## SHORT PROBLEM
Count lines holding the word "pandemic". Only the number is wanted.

## DATA FOR THE TASK
======

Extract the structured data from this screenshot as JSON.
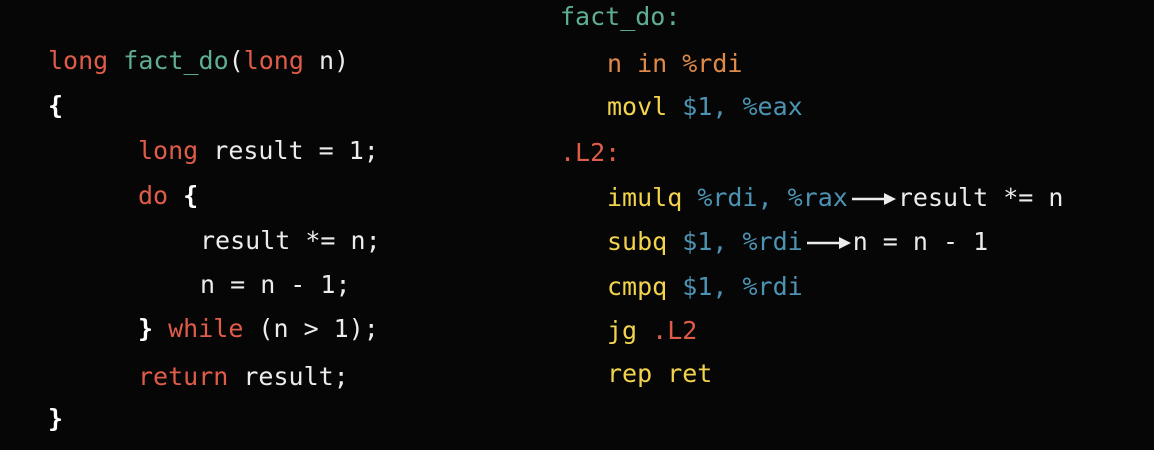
{
  "c_code": {
    "l1_kw": "long",
    "l1_fn": "fact_do",
    "l1_paren_open": "(",
    "l1_kw2": "long",
    "l1_arg": " n)",
    "l2_brace": "{",
    "l3_kw": "long",
    "l3_rest": " result = 1;",
    "l4_kw": "do",
    "l4_brace": " {",
    "l5": "result *= n;",
    "l6": "n = n - 1;",
    "l7_brace": "}",
    "l7_kw": " while",
    "l7_rest": " (n > 1);",
    "l8_kw": "return",
    "l8_rest": " result;",
    "l9_brace": "}"
  },
  "asm": {
    "label1": "fact_do:",
    "note": "n in %rdi",
    "mov_op": "movl",
    "mov_args": " $1, %eax",
    "label2": ".L2:",
    "imul_op": "imulq",
    "imul_args": " %rdi, %rax",
    "imul_note": "result *= n",
    "sub_op": "subq",
    "sub_args": " $1, %rdi",
    "sub_note": "n = n - 1",
    "cmp_op": "cmpq",
    "cmp_args": " $1, %rdi",
    "jg_op": "jg",
    "jg_arg": " .L2",
    "ret_op": "rep ret"
  },
  "colors": {
    "keyword": "#e05c4a",
    "function": "#5fae91",
    "opcode": "#f2d34e",
    "register": "#4d93b3",
    "background": "#060606"
  }
}
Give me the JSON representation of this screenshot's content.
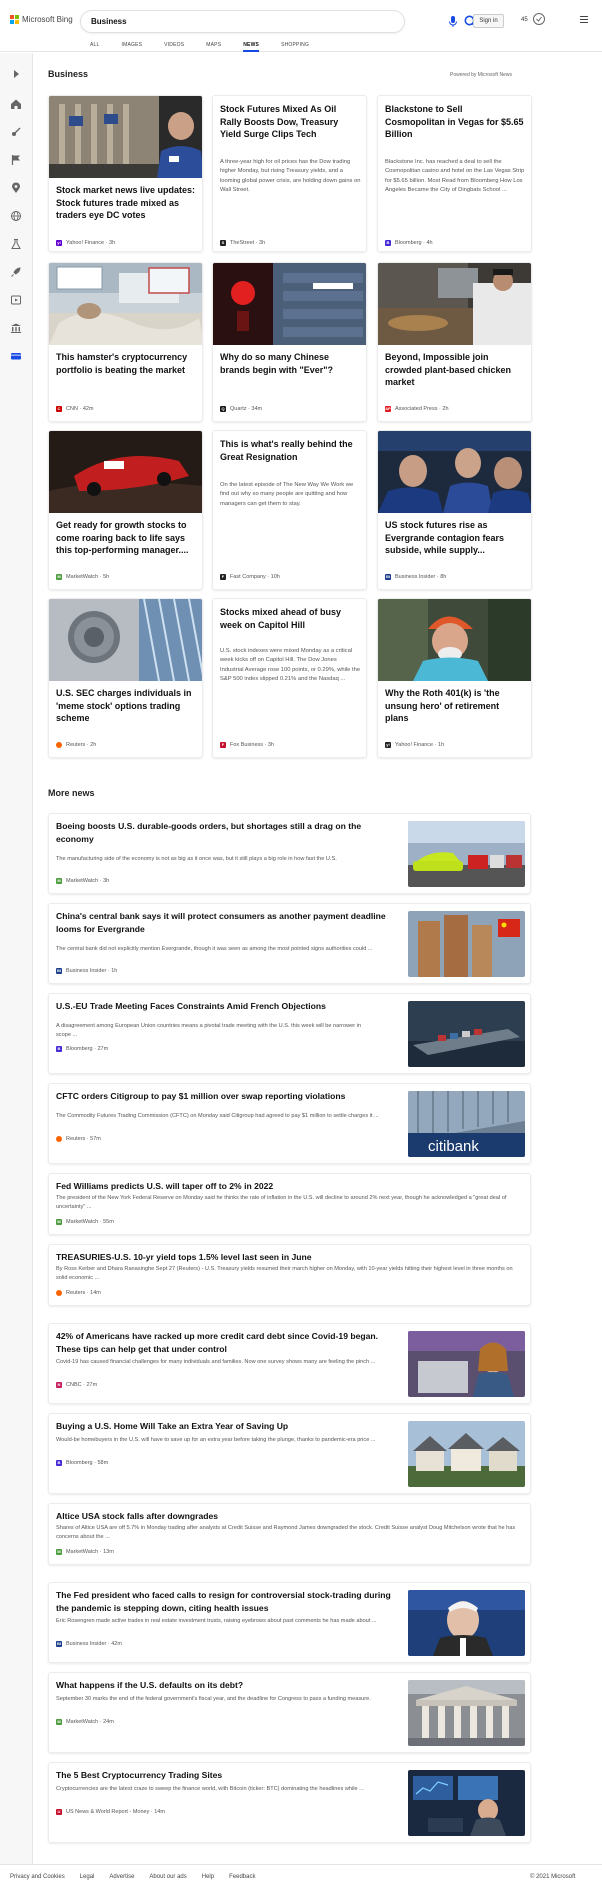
{
  "brand": {
    "name": "Microsoft Bing",
    "colors": [
      "#f25022",
      "#7fba00",
      "#00a4ef",
      "#ffb900"
    ]
  },
  "search": {
    "query": "Business"
  },
  "header": {
    "signin": "Sign in",
    "rewards_points": "45"
  },
  "tabs": [
    "ALL",
    "IMAGES",
    "VIDEOS",
    "MAPS",
    "NEWS",
    "SHOPPING"
  ],
  "active_tab": "NEWS",
  "section": {
    "title": "Business",
    "powered": "Powered by Microsoft News"
  },
  "cards": [
    {
      "title": "Stock market news live updates: Stock futures trade mixed as traders eye DC votes",
      "snippet": "",
      "source": "Yahoo! Finance",
      "time": "3h",
      "logo": "yahoo-icon",
      "logo_color": "#6001d2"
    },
    {
      "title": "Stock Futures Mixed As Oil Rally Boosts Dow, Treasury Yield Surge Clips Tech",
      "snippet": "A three-year high for oil prices has the Dow trading higher Monday, but rising Treasury yields, and a looming global power crisis, are holding down gains on Wall Street.",
      "source": "TheStreet",
      "time": "3h",
      "logo": "thestreet-icon",
      "logo_color": "#222222"
    },
    {
      "title": "Blackstone to Sell Cosmopolitan in Vegas for $5.65 Billion",
      "snippet": "Blackstone Inc. has reached a deal to sell the Cosmopolitan casino and hotel on the Las Vegas Strip for $5.65 billion. Most Read from Bloomberg How Los Angeles Became the City of Dingbats School ...",
      "source": "Bloomberg",
      "time": "4h",
      "logo": "bloomberg-icon",
      "logo_color": "#472ad6"
    },
    {
      "title": "This hamster's cryptocurrency portfolio is beating the market",
      "snippet": "",
      "source": "CNN",
      "time": "42m",
      "logo": "cnn-icon",
      "logo_color": "#cc0000"
    },
    {
      "title": "Why do so many Chinese brands begin with \"Ever\"?",
      "snippet": "",
      "source": "Quartz",
      "time": "34m",
      "logo": "quartz-icon",
      "logo_color": "#1a1a1a"
    },
    {
      "title": "Beyond, Impossible join crowded plant-based chicken market",
      "snippet": "",
      "source": "Associated Press",
      "time": "2h",
      "logo": "ap-icon",
      "logo_color": "#e31b23"
    },
    {
      "title": "Get ready for growth stocks to come roaring back to life says this top-performing manager....",
      "snippet": "",
      "source": "MarketWatch",
      "time": "5h",
      "logo": "marketwatch-icon",
      "logo_color": "#4e9d40"
    },
    {
      "title": "This is what's really behind the Great Resignation",
      "snippet": "On the latest episode of The New Way We Work we find out why so many people are quitting and how managers can get them to stay.",
      "source": "Fast Company",
      "time": "10h",
      "logo": "fastcompany-icon",
      "logo_color": "#222222"
    },
    {
      "title": "US stock futures rise as Evergrande contagion fears subside, while supply...",
      "snippet": "",
      "source": "Business Insider",
      "time": "8h",
      "logo": "businessinsider-icon",
      "logo_color": "#1b3f8b"
    },
    {
      "title": "U.S. SEC charges individuals in 'meme stock' options trading scheme",
      "snippet": "",
      "source": "Reuters",
      "time": "2h",
      "logo": "reuters-icon",
      "logo_color": "#fa6400"
    },
    {
      "title": "Stocks mixed ahead of busy week on Capitol Hill",
      "snippet": "U.S. stock indexes were mixed Monday as a critical week kicks off on Capitol Hill. The Dow Jones Industrial Average rose 100 points, or 0.29%, while the S&P 500 index slipped 0.21% and the Nasdaq ...",
      "source": "Fox Business",
      "time": "3h",
      "logo": "foxbusiness-icon",
      "logo_color": "#c8102e"
    },
    {
      "title": "Why the Roth 401(k) is 'the unsung hero' of retirement plans",
      "snippet": "",
      "source": "Yahoo! Finance",
      "time": "1h",
      "logo": "yahoo-icon",
      "logo_color": "#222222"
    }
  ],
  "more_news": {
    "title": "More news",
    "items": [
      {
        "title": "Boeing boosts U.S. durable-goods orders, but shortages still a drag on the economy",
        "snippet": "The manufacturing side of the economy is not as big as it once was, but it still plays a big role in how fast the U.S.",
        "source": "MarketWatch",
        "time": "3h",
        "logo": "marketwatch-icon",
        "logo_color": "#4e9d40"
      },
      {
        "title": "China's central bank says it will protect consumers as another payment deadline looms for Evergrande",
        "snippet": "The central bank did not explicitly mention Evergrande, though it was seen as among the most pointed signs authorities could ...",
        "source": "Business Insider",
        "time": "1h",
        "logo": "businessinsider-icon",
        "logo_color": "#1b3f8b"
      },
      {
        "title": "U.S.-EU Trade Meeting Faces Constraints Amid French Objections",
        "snippet": "A disagreement among European Union countries means a pivotal trade meeting with the U.S. this week will be narrower in scope ...",
        "source": "Bloomberg",
        "time": "27m",
        "logo": "bloomberg-icon",
        "logo_color": "#472ad6"
      },
      {
        "title": "CFTC orders Citigroup to pay $1 million over swap reporting violations",
        "snippet": "The Commodity Futures Trading Commission (CFTC) on Monday said Citigroup had agreed to pay $1 million to settle charges it ...",
        "source": "Reuters",
        "time": "57m",
        "logo": "reuters-icon",
        "logo_color": "#fa6400",
        "image_text": "citibank"
      },
      {
        "title": "Fed Williams predicts U.S. will taper off to 2% in 2022",
        "snippet": "The president of the New York Federal Reserve on Monday said he thinks the rate of inflation in the U.S. will decline to around 2% next year, though he acknowledged a \"great deal of uncertainty\" ...",
        "source": "MarketWatch",
        "time": "55m",
        "logo": "marketwatch-icon",
        "logo_color": "#4e9d40"
      },
      {
        "title": "TREASURIES-U.S. 10-yr yield tops 1.5% level last seen in June",
        "snippet": "By Ross Kerber and Dhara Ranasinghe Sept 27 (Reuters) - U.S. Treasury yields resumed their march higher on Monday, with 10-year yields hitting their highest level in three months on solid economic ...",
        "source": "Reuters",
        "time": "14m",
        "logo": "reuters-icon",
        "logo_color": "#fa6400"
      },
      {
        "title": "42% of Americans have racked up more credit card debt since Covid-19 began. These tips can help get that under control",
        "snippet": "Covid-19 has caused financial challenges for many individuals and families. Now one survey shows many are feeling the pinch ...",
        "source": "CNBC",
        "time": "27m",
        "logo": "cnbc-icon",
        "logo_color": "#c81d5d"
      },
      {
        "title": "Buying a U.S. Home Will Take an Extra Year of Saving Up",
        "snippet": "Would-be homebuyers in the U.S. will have to save up for an extra year before taking the plunge, thanks to pandemic-era price ...",
        "source": "Bloomberg",
        "time": "58m",
        "logo": "bloomberg-icon",
        "logo_color": "#472ad6"
      },
      {
        "title": "Altice USA stock falls after downgrades",
        "snippet": "Shares of Altice USA are off 5.7% in Monday trading after analysts at Credit Suisse and Raymond James downgraded the stock. Credit Suisse analyst Doug Mitchelson wrote that he has concerns about the ...",
        "source": "MarketWatch",
        "time": "13m",
        "logo": "marketwatch-icon",
        "logo_color": "#4e9d40"
      },
      {
        "title": "The Fed president who faced calls to resign for controversial stock-trading during the pandemic is stepping down, citing health issues",
        "snippet": "Eric Rosengren made active trades in real estate investment trusts, raising eyebrows about past comments he has made about ...",
        "source": "Business Insider",
        "time": "42m",
        "logo": "businessinsider-icon",
        "logo_color": "#1b3f8b"
      },
      {
        "title": "What happens if the U.S. defaults on its debt?",
        "snippet": "September 30 marks the end of the federal government's fiscal year, and the deadline for Congress to pass a funding measure.",
        "source": "MarketWatch",
        "time": "24m",
        "logo": "marketwatch-icon",
        "logo_color": "#4e9d40"
      },
      {
        "title": "The 5 Best Cryptocurrency Trading Sites",
        "snippet": "Cryptocurrencies are the latest craze to sweep the finance world, with Bitcoin (ticker: BTC) dominating the headlines while ...",
        "source": "US News & World Report - Money",
        "time": "14m",
        "logo": "usnews-icon",
        "logo_color": "#c8102e"
      }
    ]
  },
  "footer": {
    "links": [
      "Privacy and Cookies",
      "Legal",
      "Advertise",
      "About our ads",
      "Help",
      "Feedback"
    ],
    "copyright": "© 2021 Microsoft"
  },
  "rail_icons": [
    "expand-icon",
    "home-icon",
    "sports-icon",
    "flag-icon",
    "location-icon",
    "globe-icon",
    "science-icon",
    "rocket-icon",
    "entertainment-icon",
    "politics-icon",
    "money-icon"
  ],
  "accent": "#174ae4"
}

======

## RESPONSE BELOW
2